• _Instructions for the task_:
Without the pictures, reproduce the records that follow exactly.

* * *

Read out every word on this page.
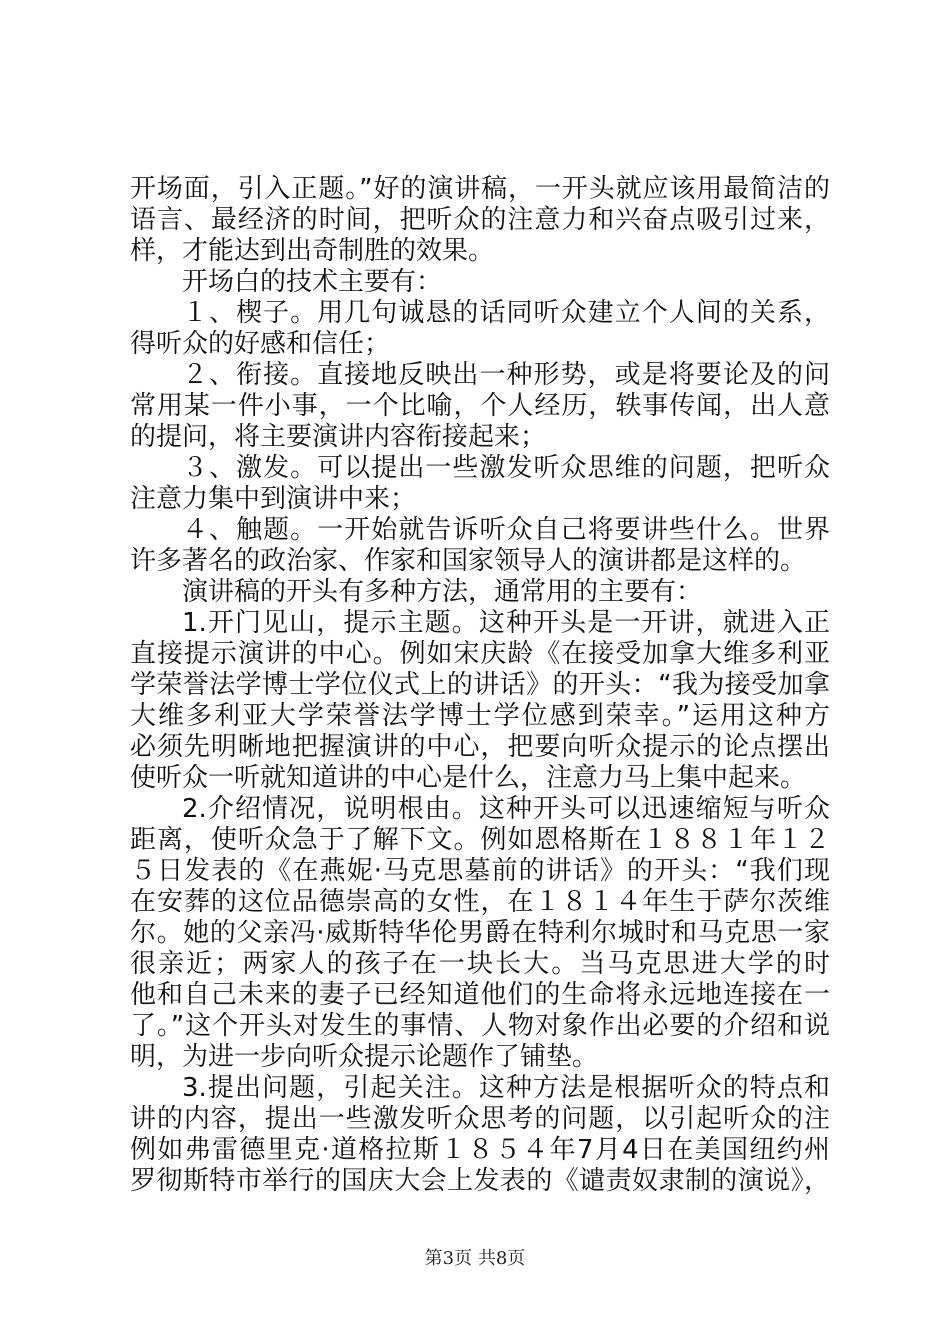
开场面，引入正题。”好的演讲稿，一开头就应该用最简洁的
语言、最经济的时间，把听众的注意力和兴奋点吸引过来，
样，才能达到出奇制胜的效果。
开场白的技术主要有：
１、楔子。用几句诚恳的话同听众建立个人间的关系，
得听众的好感和信任；
２、衔接。直接地反映出一种形势，或是将要论及的问
常用某一件小事，一个比喻，个人经历，轶事传闻，出人意
的提问，将主要演讲内容衔接起来；
３、激发。可以提出一些激发听众思维的问题，把听众
注意力集中到演讲中来；
４、触题。一开始就告诉听众自己将要讲些什么。世界
许多著名的政治家、作家和国家领导人的演讲都是这样的。
演讲稿的开头有多种方法，通常用的主要有：
1.开门见山，提示主题。这种开头是一开讲，就进入正
直接提示演讲的中心。例如宋庆龄《在接受加拿大维多利亚
学荣誉法学博士学位仪式上的讲话》的开头：“我为接受加拿
大维多利亚大学荣誉法学博士学位感到荣幸。”运用这种方
必须先明晰地把握演讲的中心，把要向听众提示的论点摆出
使听众一听就知道讲的中心是什么，注意力马上集中起来。
2.介绍情况，说明根由。这种开头可以迅速缩短与听众
距离，使听众急于了解下文。例如恩格斯在１８８１年１２
５日发表的《在燕妮·马克思墓前的讲话》的开头：“我们现
在安葬的这位品德崇高的女性，在１８１４年生于萨尔茨维
尔。她的父亲冯·威斯特华伦男爵在特利尔城时和马克思一家
很亲近；两家人的孩子在一块长大。当马克思进大学的时
他和自己未来的妻子已经知道他们的生命将永远地连接在一
了。”这个开头对发生的事情、人物对象作出必要的介绍和说
明，为进一步向听众提示论题作了铺垫。
3.提出问题，引起关注。这种方法是根据听众的特点和
讲的内容，提出一些激发听众思考的问题，以引起听众的注
例如弗雷德里克·道格拉斯１８５４年7月4日在美国纽约州
罗彻斯特市举行的国庆大会上发表的《谴责奴隶制的演说》，
第3页 共8页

* * *

• _Task solution_:
Read out every word on this page.
开场面，引入正题。”好的演讲稿，一开头就应该用最简洁的
语言、最经济的时间，把听众的注意力和兴奋点吸引过来，
样，才能达到出奇制胜的效果。
开场白的技术主要有：
１、楔子。用几句诚恳的话同听众建立个人间的关系，
得听众的好感和信任；
２、衔接。直接地反映出一种形势，或是将要论及的问
常用某一件小事，一个比喻，个人经历，轶事传闻，出人意
的提问，将主要演讲内容衔接起来；
３、激发。可以提出一些激发听众思维的问题，把听众
注意力集中到演讲中来；
４、触题。一开始就告诉听众自己将要讲些什么。世界
许多著名的政治家、作家和国家领导人的演讲都是这样的。
演讲稿的开头有多种方法，通常用的主要有：
1.开门见山，提示主题。这种开头是一开讲，就进入正
直接提示演讲的中心。例如宋庆龄《在接受加拿大维多利亚
学荣誉法学博士学位仪式上的讲话》的开头：“我为接受加拿
大维多利亚大学荣誉法学博士学位感到荣幸。”运用这种方
必须先明晰地把握演讲的中心，把要向听众提示的论点摆出
使听众一听就知道讲的中心是什么，注意力马上集中起来。
2.介绍情况，说明根由。这种开头可以迅速缩短与听众
距离，使听众急于了解下文。例如恩格斯在１８８１年１２
５日发表的《在燕妮·马克思墓前的讲话》的开头：“我们现
在安葬的这位品德崇高的女性，在１８１４年生于萨尔茨维
尔。她的父亲冯·威斯特华伦男爵在特利尔城时和马克思一家
很亲近；两家人的孩子在一块长大。当马克思进大学的时
他和自己未来的妻子已经知道他们的生命将永远地连接在一
了。”这个开头对发生的事情、人物对象作出必要的介绍和说
明，为进一步向听众提示论题作了铺垫。
3.提出问题，引起关注。这种方法是根据听众的特点和
讲的内容，提出一些激发听众思考的问题，以引起听众的注
例如弗雷德里克·道格拉斯１８５４年7月4日在美国纽约州
罗彻斯特市举行的国庆大会上发表的《谴责奴隶制的演说》，
第3页 共8页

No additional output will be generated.